Instrução A: No texto sobre o Atentado do Riocentro, reescreva o trecho de "No último dia" a "rede social Discord.", trocando "Copacabana" por "Ipanema".
── Trecho da fonte ──
No dia 30 de abril de 1981, 20 mil pessoas se reuniram na Zona Oeste do Rio para um grande show de MPB em homenagem ao Dia do Trabalhador, sem saber que um grupo de terroristas planejava matá-las ali mesmo. Vivíamos os últimos anos da sangrenta ditadura de 1964 e o que ficou conhecido como o Atentado do Riocentro foi uma tentativa malsucedida de tentar frear o processo de redemocratização do Brasil. O objetivo era culpar militantes de esquerda e recrudescer a repressão aos opositores do “regime”. Por sorte (nossa), o plano deu errado e escancarou os crimes e a falência moral dos militares.
No último dia 3 de maio, vivemos um Novo Riocentro. Um grupo de extremistas planejou detonar bombas e coquetéis molotov no meio da multidão enquanto 2,1 milhões de pessoas estivessem se divertindo no megashow de Lady Gaga na Praia de Copacabana. Um trabalho conjunto e preciso do Laboratório de Operações Cibernéticas (Ciberlab) do Ministério da Justiça e da Polícia Civil do Rio evitou a tragédia que poderia ter vitimado inúmeras pessoas a partir de “desafios” misóginos e homofóbicos na rede social Discord.
Ontem e hoje, o objetivo da extrema-direita sempre foi o mesmo: dividir pelo ódio e dominar pelo medo. Mas, enquanto o terrorismo de 1981 era de Estado, o episódio do dia 3 de maio foi uma espécie de terror “gamificado”. Trata-se de uma epidemia de ódio. Ela serve perfeitamente aos discursos ultra individualistas de figuras avessas à democracia como Donald Trump, Javier Milei ou Jair Bolsonaro, e tem como veículo de disseminação o território livre (para crimes) da internet.
───
── Extrato de dados ──
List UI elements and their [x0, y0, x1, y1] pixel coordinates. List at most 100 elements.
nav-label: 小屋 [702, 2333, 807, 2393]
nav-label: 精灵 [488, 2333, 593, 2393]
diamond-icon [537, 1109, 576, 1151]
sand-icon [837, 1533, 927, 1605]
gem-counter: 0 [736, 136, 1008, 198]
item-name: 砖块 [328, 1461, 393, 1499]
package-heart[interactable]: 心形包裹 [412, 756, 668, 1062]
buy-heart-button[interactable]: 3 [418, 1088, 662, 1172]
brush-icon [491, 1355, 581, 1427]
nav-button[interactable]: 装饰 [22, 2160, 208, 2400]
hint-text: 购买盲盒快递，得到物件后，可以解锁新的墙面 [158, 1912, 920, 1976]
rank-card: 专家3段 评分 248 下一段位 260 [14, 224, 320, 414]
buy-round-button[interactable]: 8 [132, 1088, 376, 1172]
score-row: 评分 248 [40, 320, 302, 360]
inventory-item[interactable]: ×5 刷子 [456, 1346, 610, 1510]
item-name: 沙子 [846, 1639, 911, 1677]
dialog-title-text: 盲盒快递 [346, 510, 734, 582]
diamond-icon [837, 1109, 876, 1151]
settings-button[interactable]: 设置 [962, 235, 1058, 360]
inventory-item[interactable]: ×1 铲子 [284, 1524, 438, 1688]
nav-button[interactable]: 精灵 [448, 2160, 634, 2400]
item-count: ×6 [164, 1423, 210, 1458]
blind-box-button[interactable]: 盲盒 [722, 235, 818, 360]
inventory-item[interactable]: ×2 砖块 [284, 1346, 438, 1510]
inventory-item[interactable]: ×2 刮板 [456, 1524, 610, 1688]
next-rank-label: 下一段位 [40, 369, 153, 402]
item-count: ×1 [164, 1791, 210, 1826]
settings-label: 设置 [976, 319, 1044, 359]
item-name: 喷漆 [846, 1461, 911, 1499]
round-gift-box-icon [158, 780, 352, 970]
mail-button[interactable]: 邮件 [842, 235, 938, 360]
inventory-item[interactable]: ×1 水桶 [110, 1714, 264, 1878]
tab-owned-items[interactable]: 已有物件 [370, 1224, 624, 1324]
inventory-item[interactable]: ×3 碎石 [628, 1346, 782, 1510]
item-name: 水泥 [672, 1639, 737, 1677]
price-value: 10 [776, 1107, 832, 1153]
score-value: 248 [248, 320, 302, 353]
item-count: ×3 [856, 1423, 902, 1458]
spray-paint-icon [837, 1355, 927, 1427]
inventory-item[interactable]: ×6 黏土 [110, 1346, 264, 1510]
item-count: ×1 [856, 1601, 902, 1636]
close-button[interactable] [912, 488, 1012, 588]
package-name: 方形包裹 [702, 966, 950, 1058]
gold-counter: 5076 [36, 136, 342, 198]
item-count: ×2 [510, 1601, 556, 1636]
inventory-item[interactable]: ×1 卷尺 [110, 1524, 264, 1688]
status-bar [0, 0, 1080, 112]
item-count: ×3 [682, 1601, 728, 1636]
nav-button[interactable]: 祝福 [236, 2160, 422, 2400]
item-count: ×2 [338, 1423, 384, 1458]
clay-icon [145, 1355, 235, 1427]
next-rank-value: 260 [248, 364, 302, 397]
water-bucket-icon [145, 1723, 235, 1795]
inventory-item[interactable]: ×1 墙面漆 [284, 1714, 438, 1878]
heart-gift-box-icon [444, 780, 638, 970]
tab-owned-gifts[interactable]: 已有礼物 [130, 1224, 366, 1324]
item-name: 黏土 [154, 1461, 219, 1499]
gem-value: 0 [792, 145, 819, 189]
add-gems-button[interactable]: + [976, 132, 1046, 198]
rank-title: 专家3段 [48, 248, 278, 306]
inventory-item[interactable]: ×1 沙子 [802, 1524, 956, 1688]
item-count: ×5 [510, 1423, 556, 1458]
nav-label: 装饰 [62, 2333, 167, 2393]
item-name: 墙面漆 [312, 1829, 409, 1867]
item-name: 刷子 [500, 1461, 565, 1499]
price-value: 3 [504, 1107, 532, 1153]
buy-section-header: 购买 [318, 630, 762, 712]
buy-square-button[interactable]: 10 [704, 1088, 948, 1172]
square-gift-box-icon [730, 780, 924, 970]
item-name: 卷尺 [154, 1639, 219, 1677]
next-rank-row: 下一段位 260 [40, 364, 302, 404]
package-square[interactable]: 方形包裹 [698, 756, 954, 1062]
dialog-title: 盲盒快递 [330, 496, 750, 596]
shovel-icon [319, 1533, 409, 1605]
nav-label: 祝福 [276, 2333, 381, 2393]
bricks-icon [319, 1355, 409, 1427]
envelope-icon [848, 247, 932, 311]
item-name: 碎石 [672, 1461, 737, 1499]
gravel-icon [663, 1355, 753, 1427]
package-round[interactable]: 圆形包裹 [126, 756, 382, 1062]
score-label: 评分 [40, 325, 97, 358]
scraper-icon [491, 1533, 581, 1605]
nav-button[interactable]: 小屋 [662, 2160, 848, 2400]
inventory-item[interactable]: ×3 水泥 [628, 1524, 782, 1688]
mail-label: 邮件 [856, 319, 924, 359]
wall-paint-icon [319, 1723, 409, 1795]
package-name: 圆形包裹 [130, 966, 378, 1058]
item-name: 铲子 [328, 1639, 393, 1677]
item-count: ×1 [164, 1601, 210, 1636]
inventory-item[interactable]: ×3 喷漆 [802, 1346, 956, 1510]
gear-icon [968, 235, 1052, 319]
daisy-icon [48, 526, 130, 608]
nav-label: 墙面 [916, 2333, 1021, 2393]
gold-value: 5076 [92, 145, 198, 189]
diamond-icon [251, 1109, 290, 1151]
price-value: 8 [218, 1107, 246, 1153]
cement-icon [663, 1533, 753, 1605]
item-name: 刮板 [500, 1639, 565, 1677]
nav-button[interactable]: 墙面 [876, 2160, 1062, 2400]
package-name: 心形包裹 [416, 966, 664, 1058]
───
Instrução B: Copie sem nenhuma alteração as linhas dos registros, do início até a linha com "item-name: 砖块 [328, 1461, 393, 1499]", incluindo esta última.

Solução proposta A:
No último dia 3 de maio, vivemos um Novo Riocentro. Um grupo de extremistas planejou detonar bombas e coquetéis molotov no meio da multidão enquanto 2,1 milhões de pessoas estivessem se divertindo no megashow de Lady Gaga na Praia de Ipanema. Um trabalho conjunto e preciso do Laboratório de Operações Cibernéticas (Ciberlab) do Ministério da Justiça e da Polícia Civil do Rio evitou a tragédia que poderia ter vitimado inúmeras pessoas a partir de “desafios” misóginos e homofóbicos na rede social Discord.

Solução proposta B:
List UI elements and their [x0, y0, x1, y1] pixel coordinates. List at most 100 elements.
nav-label: 小屋 [702, 2333, 807, 2393]
nav-label: 精灵 [488, 2333, 593, 2393]
diamond-icon [537, 1109, 576, 1151]
sand-icon [837, 1533, 927, 1605]
gem-counter: 0 [736, 136, 1008, 198]
item-name: 砖块 [328, 1461, 393, 1499]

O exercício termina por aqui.